┌─ Provided information

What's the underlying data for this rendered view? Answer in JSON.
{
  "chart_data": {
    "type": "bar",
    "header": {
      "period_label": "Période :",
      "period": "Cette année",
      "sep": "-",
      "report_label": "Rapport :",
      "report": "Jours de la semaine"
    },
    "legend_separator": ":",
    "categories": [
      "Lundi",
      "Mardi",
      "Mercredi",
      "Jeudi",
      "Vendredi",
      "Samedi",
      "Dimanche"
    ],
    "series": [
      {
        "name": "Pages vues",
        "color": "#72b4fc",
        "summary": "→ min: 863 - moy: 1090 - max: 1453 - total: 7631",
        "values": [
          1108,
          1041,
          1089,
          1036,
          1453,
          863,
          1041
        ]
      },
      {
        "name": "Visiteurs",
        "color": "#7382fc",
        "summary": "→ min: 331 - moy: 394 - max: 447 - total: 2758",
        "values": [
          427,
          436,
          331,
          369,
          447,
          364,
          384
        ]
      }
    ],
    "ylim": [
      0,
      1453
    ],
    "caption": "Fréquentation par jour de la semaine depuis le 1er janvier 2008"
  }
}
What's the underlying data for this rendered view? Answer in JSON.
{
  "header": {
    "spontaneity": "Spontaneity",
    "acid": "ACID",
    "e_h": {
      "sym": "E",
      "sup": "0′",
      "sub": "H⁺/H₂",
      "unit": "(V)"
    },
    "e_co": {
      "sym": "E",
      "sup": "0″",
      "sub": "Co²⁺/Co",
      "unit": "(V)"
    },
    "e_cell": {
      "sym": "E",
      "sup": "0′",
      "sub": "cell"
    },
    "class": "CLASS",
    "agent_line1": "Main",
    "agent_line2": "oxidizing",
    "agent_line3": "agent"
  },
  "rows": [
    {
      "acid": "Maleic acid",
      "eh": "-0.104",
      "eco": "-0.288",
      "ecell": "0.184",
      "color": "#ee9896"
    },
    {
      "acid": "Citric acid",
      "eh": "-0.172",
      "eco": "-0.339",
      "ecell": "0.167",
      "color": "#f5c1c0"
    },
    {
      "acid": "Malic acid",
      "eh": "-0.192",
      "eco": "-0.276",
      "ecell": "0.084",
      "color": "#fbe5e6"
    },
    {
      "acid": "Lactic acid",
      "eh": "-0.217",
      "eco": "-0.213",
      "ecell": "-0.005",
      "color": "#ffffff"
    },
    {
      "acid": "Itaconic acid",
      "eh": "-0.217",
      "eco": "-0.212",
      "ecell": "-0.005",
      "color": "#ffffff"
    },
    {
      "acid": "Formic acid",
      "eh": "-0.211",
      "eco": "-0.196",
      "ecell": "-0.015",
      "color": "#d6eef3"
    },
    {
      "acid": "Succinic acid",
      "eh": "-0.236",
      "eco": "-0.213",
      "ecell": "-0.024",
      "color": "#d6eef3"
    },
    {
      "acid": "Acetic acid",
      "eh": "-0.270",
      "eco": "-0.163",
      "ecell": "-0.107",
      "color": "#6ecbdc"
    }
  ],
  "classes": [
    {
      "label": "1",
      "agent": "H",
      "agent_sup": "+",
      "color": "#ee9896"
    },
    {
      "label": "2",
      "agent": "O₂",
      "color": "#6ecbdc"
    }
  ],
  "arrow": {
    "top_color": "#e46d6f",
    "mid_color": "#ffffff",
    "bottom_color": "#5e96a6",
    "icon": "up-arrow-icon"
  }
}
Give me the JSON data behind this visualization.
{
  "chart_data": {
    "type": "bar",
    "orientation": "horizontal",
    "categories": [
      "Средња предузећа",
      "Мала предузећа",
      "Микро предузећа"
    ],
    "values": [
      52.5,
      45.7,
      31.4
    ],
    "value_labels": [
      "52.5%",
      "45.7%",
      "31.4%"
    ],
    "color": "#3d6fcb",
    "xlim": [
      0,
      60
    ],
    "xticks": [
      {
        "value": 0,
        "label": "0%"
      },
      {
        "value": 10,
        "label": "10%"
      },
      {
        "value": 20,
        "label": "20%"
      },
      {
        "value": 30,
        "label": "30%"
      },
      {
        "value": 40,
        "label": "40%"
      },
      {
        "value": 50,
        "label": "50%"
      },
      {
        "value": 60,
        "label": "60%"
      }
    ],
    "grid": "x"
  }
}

└─

§ Objective:
Return the whole listing exactly, with every line included.

§ Final answer:
What's the underlying data for this rendered view? Answer in JSON.
{
  "chart_data": {
    "type": "bar",
    "header": {
      "period_label": "Période :",
      "period": "Cette année",
      "sep": "-",
      "report_label": "Rapport :",
      "report": "Jours de la semaine"
    },
    "legend_separator": ":",
    "categories": [
      "Lundi",
      "Mardi",
      "Mercredi",
      "Jeudi",
      "Vendredi",
      "Samedi",
      "Dimanche"
    ],
    "series": [
      {
        "name": "Pages vues",
        "color": "#72b4fc",
        "summary": "→ min: 863 - moy: 1090 - max: 1453 - total: 7631",
        "values": [
          1108,
          1041,
          1089,
          1036,
          1453,
          863,
          1041
        ]
      },
      {
        "name": "Visiteurs",
        "color": "#7382fc",
        "summary": "→ min: 331 - moy: 394 - max: 447 - total: 2758",
        "values": [
          427,
          436,
          331,
          369,
          447,
          364,
          384
        ]
      }
    ],
    "ylim": [
      0,
      1453
    ],
    "caption": "Fréquentation par jour de la semaine depuis le 1er janvier 2008"
  }
}
What's the underlying data for this rendered view? Answer in JSON.
{
  "header": {
    "spontaneity": "Spontaneity",
    "acid": "ACID",
    "e_h": {
      "sym": "E",
      "sup": "0′",
      "sub": "H⁺/H₂",
      "unit": "(V)"
    },
    "e_co": {
      "sym": "E",
      "sup": "0″",
      "sub": "Co²⁺/Co",
      "unit": "(V)"
    },
    "e_cell": {
      "sym": "E",
      "sup": "0′",
      "sub": "cell"
    },
    "class": "CLASS",
    "agent_line1": "Main",
    "agent_line2": "oxidizing",
    "agent_line3": "agent"
  },
  "rows": [
    {
      "acid": "Maleic acid",
      "eh": "-0.104",
      "eco": "-0.288",
      "ecell": "0.184",
      "color": "#ee9896"
    },
    {
      "acid": "Citric acid",
      "eh": "-0.172",
      "eco": "-0.339",
      "ecell": "0.167",
      "color": "#f5c1c0"
    },
    {
      "acid": "Malic acid",
      "eh": "-0.192",
      "eco": "-0.276",
      "ecell": "0.084",
      "color": "#fbe5e6"
    },
    {
      "acid": "Lactic acid",
      "eh": "-0.217",
      "eco": "-0.213",
      "ecell": "-0.005",
      "color": "#ffffff"
    },
    {
      "acid": "Itaconic acid",
      "eh": "-0.217",
      "eco": "-0.212",
      "ecell": "-0.005",
      "color": "#ffffff"
    },
    {
      "acid": "Formic acid",
      "eh": "-0.211",
      "eco": "-0.196",
      "ecell": "-0.015",
      "color": "#d6eef3"
    },
    {
      "acid": "Succinic acid",
      "eh": "-0.236",
      "eco": "-0.213",
      "ecell": "-0.024",
      "color": "#d6eef3"
    },
    {
      "acid": "Acetic acid",
      "eh": "-0.270",
      "eco": "-0.163",
      "ecell": "-0.107",
      "color": "#6ecbdc"
    }
  ],
  "classes": [
    {
      "label": "1",
      "agent": "H",
      "agent_sup": "+",
      "color": "#ee9896"
    },
    {
      "label": "2",
      "agent": "O₂",
      "color": "#6ecbdc"
    }
  ],
  "arrow": {
    "top_color": "#e46d6f",
    "mid_color": "#ffffff",
    "bottom_color": "#5e96a6",
    "icon": "up-arrow-icon"
  }
}
Give me the JSON data behind this visualization.
{
  "chart_data": {
    "type": "bar",
    "orientation": "horizontal",
    "categories": [
      "Средња предузећа",
      "Мала предузећа",
      "Микро предузећа"
    ],
    "values": [
      52.5,
      45.7,
      31.4
    ],
    "value_labels": [
      "52.5%",
      "45.7%",
      "31.4%"
    ],
    "color": "#3d6fcb",
    "xlim": [
      0,
      60
    ],
    "xticks": [
      {
        "value": 0,
        "label": "0%"
      },
      {
        "value": 10,
        "label": "10%"
      },
      {
        "value": 20,
        "label": "20%"
      },
      {
        "value": 30,
        "label": "30%"
      },
      {
        "value": 40,
        "label": "40%"
      },
      {
        "value": 50,
        "label": "50%"
      },
      {
        "value": 60,
        "label": "60%"
      }
    ],
    "grid": "x"
  }
}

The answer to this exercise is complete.